Begin Record extracts

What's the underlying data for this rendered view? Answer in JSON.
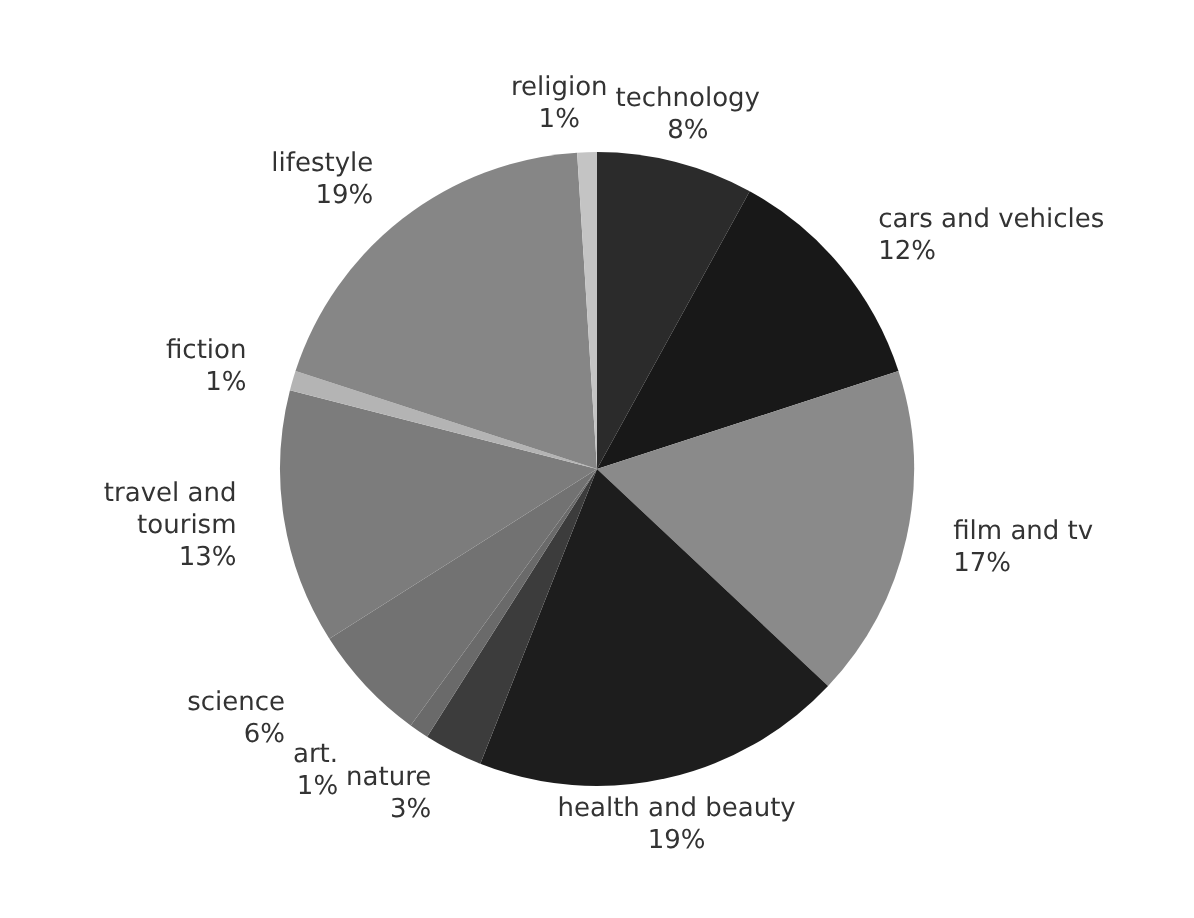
{
  "chart_data": {
    "type": "pie",
    "categories": [
      "technology",
      "cars and vehicles",
      "film and tv",
      "health and beauty",
      "nature",
      "art.",
      "science",
      "travel and tourism",
      "fiction",
      "lifestyle",
      "religion"
    ],
    "values": [
      8,
      12,
      17,
      19,
      3,
      1,
      6,
      13,
      1,
      19,
      1
    ],
    "value_labels": [
      "8%",
      "12%",
      "17%",
      "19%",
      "3%",
      "1%",
      "6%",
      "13%",
      "1%",
      "19%",
      "1%"
    ],
    "colors": [
      "#2b2b2b",
      "#181818",
      "#8a8a8a",
      "#1d1d1d",
      "#3c3c3c",
      "#6a6a6a",
      "#727272",
      "#7c7c7c",
      "#b4b4b4",
      "#868686",
      "#c4c4c4"
    ],
    "legend": false
  }
}
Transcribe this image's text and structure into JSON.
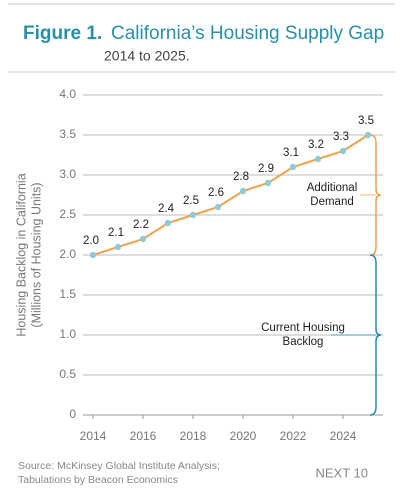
{
  "chart_data": {
    "type": "line",
    "title_prefix": "Figure 1.",
    "title": "California’s Housing Supply Gap",
    "subtitle": "2014 to 2025.",
    "y_label": [
      "Housing Backlog in California",
      "(Millions of Housing Units)"
    ],
    "x": [
      2014,
      2015,
      2016,
      2017,
      2018,
      2019,
      2020,
      2021,
      2022,
      2023,
      2024,
      2025
    ],
    "series": [
      {
        "color": "#f0a24c",
        "marker_color": "#8fc9da",
        "values": [
          2.0,
          2.1,
          2.2,
          2.4,
          2.5,
          2.6,
          2.8,
          2.9,
          3.1,
          3.2,
          3.3,
          3.5
        ],
        "value_labels": [
          "2.0",
          "2.1",
          "2.2",
          "2.4",
          "2.5",
          "2.6",
          "2.8",
          "2.9",
          "3.1",
          "3.2",
          "3.3",
          "3.5"
        ]
      }
    ],
    "xlim": [
      2013.6,
      2025.6
    ],
    "xticks": [
      2014,
      2016,
      2018,
      2020,
      2022,
      2024
    ],
    "ylim": [
      0,
      4
    ],
    "yticks": [
      0,
      {
        "value": 0.5,
        "label": "0.5"
      },
      {
        "value": 1,
        "label": "1.0"
      },
      {
        "value": 1.5,
        "label": "1.5"
      },
      {
        "value": 2,
        "label": "2.0"
      },
      {
        "value": 2.5,
        "label": "2.5"
      },
      {
        "value": 3,
        "label": "3.0"
      },
      {
        "value": 3.5,
        "label": "3.5"
      },
      {
        "value": 4,
        "label": "4.0"
      }
    ],
    "grid": true,
    "annotations": [
      {
        "lines": [
          "Additional",
          "Demand"
        ],
        "color": "#f0a24c"
      },
      {
        "lines": [
          "Current Housing",
          "Backlog"
        ],
        "color": "#1d8fae"
      }
    ],
    "source": [
      "Source: McKinsey Global Institute Analysis;",
      "Tabulations by Beacon Economics"
    ],
    "brand": "NEXT 10"
  }
}
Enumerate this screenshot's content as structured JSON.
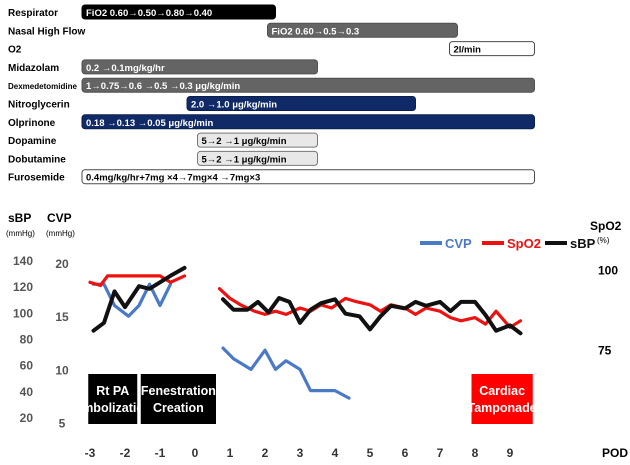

End Record extracts

Exercise aim - Identify each line holding the string "Housing", and copy it out.

Written answer -
    "title": "California’s Housing Supply Gap",
      "Housing Backlog in California",
      "(Millions of Housing Units)"
          "Current Housing",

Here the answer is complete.